● **OBJECTIVE 1**
In the introduction on S/390 processor bring-up, what kind of interface links the universal power controller card to the clock-generation chip?
● **OBJECTIVE 2**
Extend the introduction on S/390 processor bring-up past its final sentence, keeping the same technical voice.

● **TEXT SHOWN**
____
|
Introduction
The current S/390* microprocessor design points from Boeblingen
and Poughkeepsie are microcode/millicode-based implementations of the
S/390 architecture using level-sensitive scan design (LSSD) design
rules. The microcode/millicode is resident either in read-only storage
(ROS) or in random-access memory (RAM) in the central processing unit
(CP). The microcode/millicode routines, which are very timing-critical,
are permanently stored in the ROS part of the CP, but to make the
system operational, significant portions of that code must be loaded
after power-on into the RAM. This
"bring-up"procedure also includes loading of
the I/390 (maintenance and I/O) code
[1(a)] as well as resetting and
initializing the storage elements in the system. These tasks are
accomplished by a service processor connected to the S/390 system.
Typically the service processor is a Thinkpad running OS/2* and the
service element code (SE code); see
Figure 1. The dataflow between the
service element and the S/390 system is issued from the SE code via the
parallel port of the Thinkpad. It interfaces by means of a universal
power controller card (UPC) with the central clock-generation chip
(CGC). The run-control portion of the central clock-generation chip
comprises the hardware center of control for the S/390 processor
complex. The connection between the universal power controller card and
the clock-generation chip is an asynchronous five-wire serial
interface. To achieve a fast hardware bring-up time
[1(b)], these
components must be verified by simulation before first power-on. This
has been done successfully for the last four S/390 CMOS processor
complexes. The setup described in this paper was developed in
Boeblingen for CMOS-based S/390 systems in 1991, and has been used most
recently by IBM Poughkeepsie for the S/390 Parallel Enterprise Server
Generation 4.
____
● **SUPPLIED DATA**

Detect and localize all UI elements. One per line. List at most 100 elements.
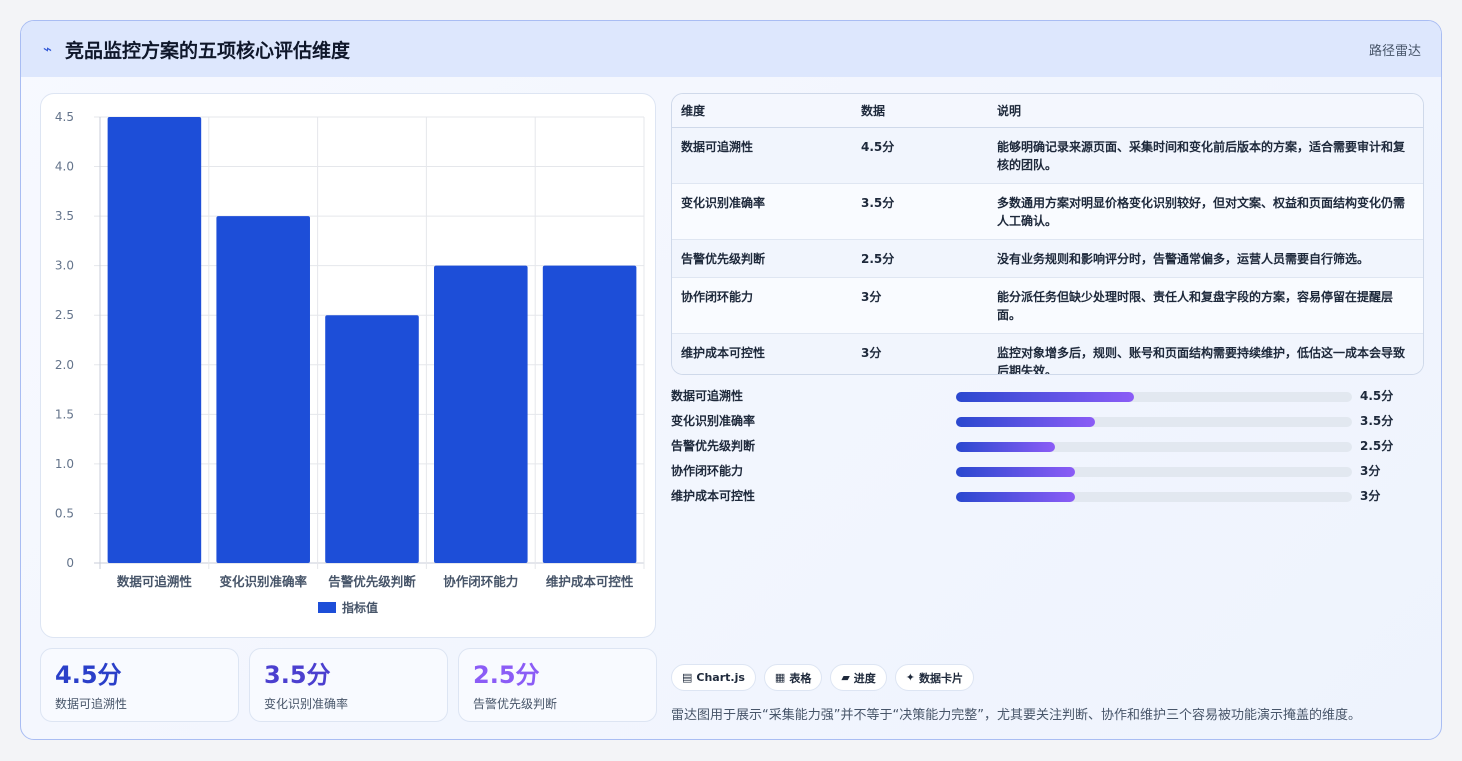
progress-fill — [956, 417, 1095, 427]
dimension-table: 维度 数据 说明 数据可追溯性 4.5分 能够明确记录来源页面、采集时间和变化前… — [671, 93, 1424, 375]
progress-value: 3分 — [1360, 464, 1381, 478]
bar — [107, 117, 202, 563]
cell-description: 能够明确记录来源页面、采集时间和变化前后版本的方案，适合需要审计和复核的团队。 — [988, 127, 1423, 184]
page-title: 竞品监控方案的五项核心评估维度 — [65, 39, 351, 62]
stat-card-1: 4.5分 数据可追溯性 — [40, 648, 239, 722]
progress-label: 变化识别准确率 — [671, 414, 756, 428]
x-tick-label: 维护成本可控性 — [546, 574, 634, 589]
cell-dimension: 数据可追溯性 — [672, 127, 852, 184]
stat-label: 告警优先级判断 — [473, 697, 558, 711]
chip-chartjs[interactable]: ▤ Chart.js — [671, 664, 756, 691]
table-header-row: 维度 数据 说明 — [672, 94, 1423, 128]
bar — [542, 265, 637, 563]
chip-table[interactable]: ▦ 表格 — [763, 664, 823, 691]
progress-label: 数据可追溯性 — [671, 389, 744, 403]
progress-fill — [956, 442, 1055, 452]
y-tick-label: 2.5 — [55, 308, 74, 322]
y-tick-label: 1.5 — [55, 407, 74, 421]
y-tick-label: 0.5 — [55, 506, 74, 520]
cell-dimension: 变化识别准确率 — [672, 183, 852, 240]
stat-value: 4.5分 — [55, 661, 122, 689]
progress-icon: ▰ — [841, 671, 850, 684]
progress-track — [956, 392, 1352, 402]
card-icon: ✦ — [905, 671, 916, 684]
y-tick-label: 3.0 — [55, 259, 74, 273]
x-tick-label: 告警优先级判断 — [328, 574, 416, 589]
table-row: 告警优先级判断 2.5分 没有业务规则和影响评分时，告警通常偏多，运营人员需要自… — [672, 239, 1423, 278]
bar-chart-panel: 0 0.5 1.0 1.5 2.0 2.5 3.0 3.5 4.0 4.5 数据可追溯性 变化识别准确… — [40, 93, 656, 638]
cell-score: 3.5分 — [852, 183, 988, 240]
table-row: 协作闭环能力 3分 能分派任务但缺少处理时限、责任人和复盘字段的方案，容易停留在… — [672, 277, 1423, 334]
cell-score: 3分 — [852, 277, 988, 334]
y-tick-label: 4.5 — [55, 110, 74, 124]
stat-label: 数据可追溯性 — [55, 697, 128, 711]
progress-label: 协作闭环能力 — [671, 464, 744, 478]
bar — [216, 216, 310, 563]
progress-fill — [956, 467, 1075, 477]
progress-track — [956, 492, 1352, 502]
chip-progress[interactable]: ▰ 进度 — [830, 664, 887, 691]
cell-description: 能分派任务但缺少处理时限、责任人和复盘字段的方案，容易停留在提醒层面。 — [988, 277, 1423, 334]
progress-list: 数据可追溯性 4.5分 变化识别准确率 3.5分 告警优先级判断 2.5分 协作… — [671, 384, 1431, 509]
table-row: 维护成本可控性 3分 监控对象增多后，规则、账号和页面结构需要持续维护，低估这一… — [672, 333, 1423, 374]
chart-icon: ▤ — [682, 671, 693, 684]
cell-score: 2.5分 — [852, 239, 988, 278]
progress-value: 2.5分 — [1360, 439, 1394, 453]
column-header-data: 数据 — [852, 94, 988, 128]
progress-label: 维护成本可控性 — [671, 489, 756, 503]
chip-label: 进度 — [853, 671, 876, 685]
progress-fill — [956, 492, 1075, 502]
progress-value: 3分 — [1360, 489, 1381, 503]
progress-row: 维护成本可控性 3分 — [671, 484, 1431, 509]
dashboard-card: ⌁ 竞品监控方案的五项核心评估维度 路径雷达 0 0.5 1.0 1.5 2.0 2.5 3… — [20, 20, 1442, 740]
cell-score: 4.5分 — [852, 127, 988, 184]
stat-value: 2.5分 — [473, 661, 540, 689]
cell-description: 没有业务规则和影响评分时，告警通常偏多，运营人员需要自行筛选。 — [988, 239, 1423, 278]
progress-value: 3.5分 — [1360, 414, 1394, 428]
y-tick-label: 4.0 — [55, 160, 74, 174]
cell-dimension: 协作闭环能力 — [672, 277, 852, 334]
legend-label: 指标值 — [342, 600, 378, 615]
pulse-icon: ⌁ — [43, 40, 53, 58]
column-header-dimension: 维度 — [672, 94, 852, 128]
bar-chart: 0 0.5 1.0 1.5 2.0 2.5 3.0 3.5 4.0 4.5 数据可追溯性 变化识别准确… — [55, 110, 645, 615]
table-row: 数据可追溯性 4.5分 能够明确记录来源页面、采集时间和变化前后版本的方案，适合… — [672, 127, 1423, 184]
cell-description: 监控对象增多后，规则、账号和页面结构需要持续维护，低估这一成本会导致后期失效。 — [988, 333, 1423, 374]
stat-card-3: 2.5分 告警优先级判断 — [458, 648, 657, 722]
progress-row: 变化识别准确率 3.5分 — [671, 409, 1431, 434]
stat-value: 3.5分 — [264, 661, 331, 689]
column-header-description: 说明 — [988, 94, 1423, 128]
progress-track — [956, 442, 1352, 452]
progress-row: 告警优先级判断 2.5分 — [671, 434, 1431, 459]
bar — [325, 315, 419, 563]
y-tick-label: 3.5 — [55, 209, 74, 223]
stat-card-2: 3.5分 变化识别准确率 — [249, 648, 448, 722]
card-header: ⌁ 竞品监控方案的五项核心评估维度 路径雷达 — [21, 21, 1441, 77]
cell-score: 3分 — [852, 333, 988, 374]
progress-value: 4.5分 — [1360, 389, 1394, 403]
tag-chips: ▤ Chart.js ▦ 表格 ▰ 进度 ✦ 数据卡片 — [671, 664, 975, 691]
y-tick-label: 1.0 — [55, 457, 74, 471]
header-tag: 路径雷达 — [1368, 43, 1421, 59]
table-row: 变化识别准确率 3.5分 多数通用方案对明显价格变化识别较好，但对文案、权益和页… — [672, 183, 1423, 240]
y-tick-label: 2.0 — [55, 358, 74, 372]
progress-label: 告警优先级判断 — [671, 439, 756, 453]
progress-row: 协作闭环能力 3分 — [671, 459, 1431, 484]
progress-fill — [956, 392, 1135, 402]
chip-label: 数据卡片 — [919, 671, 964, 685]
chip-data-card[interactable]: ✦ 数据卡片 — [894, 664, 975, 691]
cell-dimension: 告警优先级判断 — [672, 239, 852, 278]
x-tick-label: 变化识别准确率 — [219, 574, 307, 589]
progress-row: 数据可追溯性 4.5分 — [671, 384, 1431, 409]
cell-description: 多数通用方案对明显价格变化识别较好，但对文案、权益和页面结构变化仍需人工确认。 — [988, 183, 1423, 240]
table-icon: ▦ — [774, 671, 786, 684]
stat-label: 变化识别准确率 — [264, 697, 349, 711]
progress-track — [956, 417, 1352, 427]
y-tick-label: 0 — [66, 556, 74, 570]
chip-label: Chart.js — [696, 671, 745, 684]
progress-track — [956, 467, 1352, 477]
legend-swatch — [318, 602, 336, 613]
x-tick-label: 数据可追溯性 — [116, 574, 193, 589]
x-tick-label: 协作闭环能力 — [443, 574, 518, 589]
bar — [434, 265, 528, 563]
____
● **EXERCISE ANSWER 1**
An asynchronous five-wire serial interface.

● **EXERCISE ANSWER 2**
Figure 1
Verification strategy
The verification strategy is based on a two-step approach and is
quite different from the CP verification methodology. There is no test
strategy with random test-case generators. All tests are deterministic,
with a well-known scope of functions being verified.
Run-control simulation
In the first step, the run-control logic is verified on a
bit-level basis using a simplified representation of the UPC card as a
high-level model (HIMO) [1(c)]. The
bit-level verification uses a
language developed especially for verification of S/390 run-control
logic. The syntax elements of this language are as follows: shift data
into the S/390 processor; compare shift data; set and test facilities
and conditional branches. To allow quick changes in any test case
without spending compile time, this test language is interpreted by a
program called IRESA (interpreter for run-control, error simulation,
and array built-in self-test). It allows the simulation of all
run-control functions because self-test is performed for all chips as
well as for the start/stop clock, scan-ring shifting, the serial link,
single-cycle microinstruction step generation, and X-reg communication.
The run-control simulation is based on shifting data into the
clock-chip chains (scan-ring shifting) and the other S/390 processor
chips using the HIMO of the UPC card. In an LSSD design, all latches in
a single chip are part of one chain and can be accessed by shifting of
the entire chain. This is the primary control mechanism into the S/390
processor. In the interpreter environment, all simulation model
elements are accessible for test and set to establish regression
capability. These types of tests comprise 100 000 lines of code
and verify the underlying hardware by removing errors to an extent that
enables a fast hardware bring-up. The total elapsed simulation time to
run all tests is about 200 hours on an S/390 system (9672-RX3); see
Figure 2.
Figure 2
The simulation runs in an S/390-based computing center, parts of which
are dedicated to the SE code and run-control simulation. The simulator,
MLDVS, is a tool developed in Boeblingen. MLDVS (medium-level design
verification simulator) is an event-driven simulator which is
especially well suited for asynchronous types of simulation as they
appear in the run-control logic. The intent of the first step in
the verification process is to find all hardware-related run-control
problems prior to release of the chips to manufacturing.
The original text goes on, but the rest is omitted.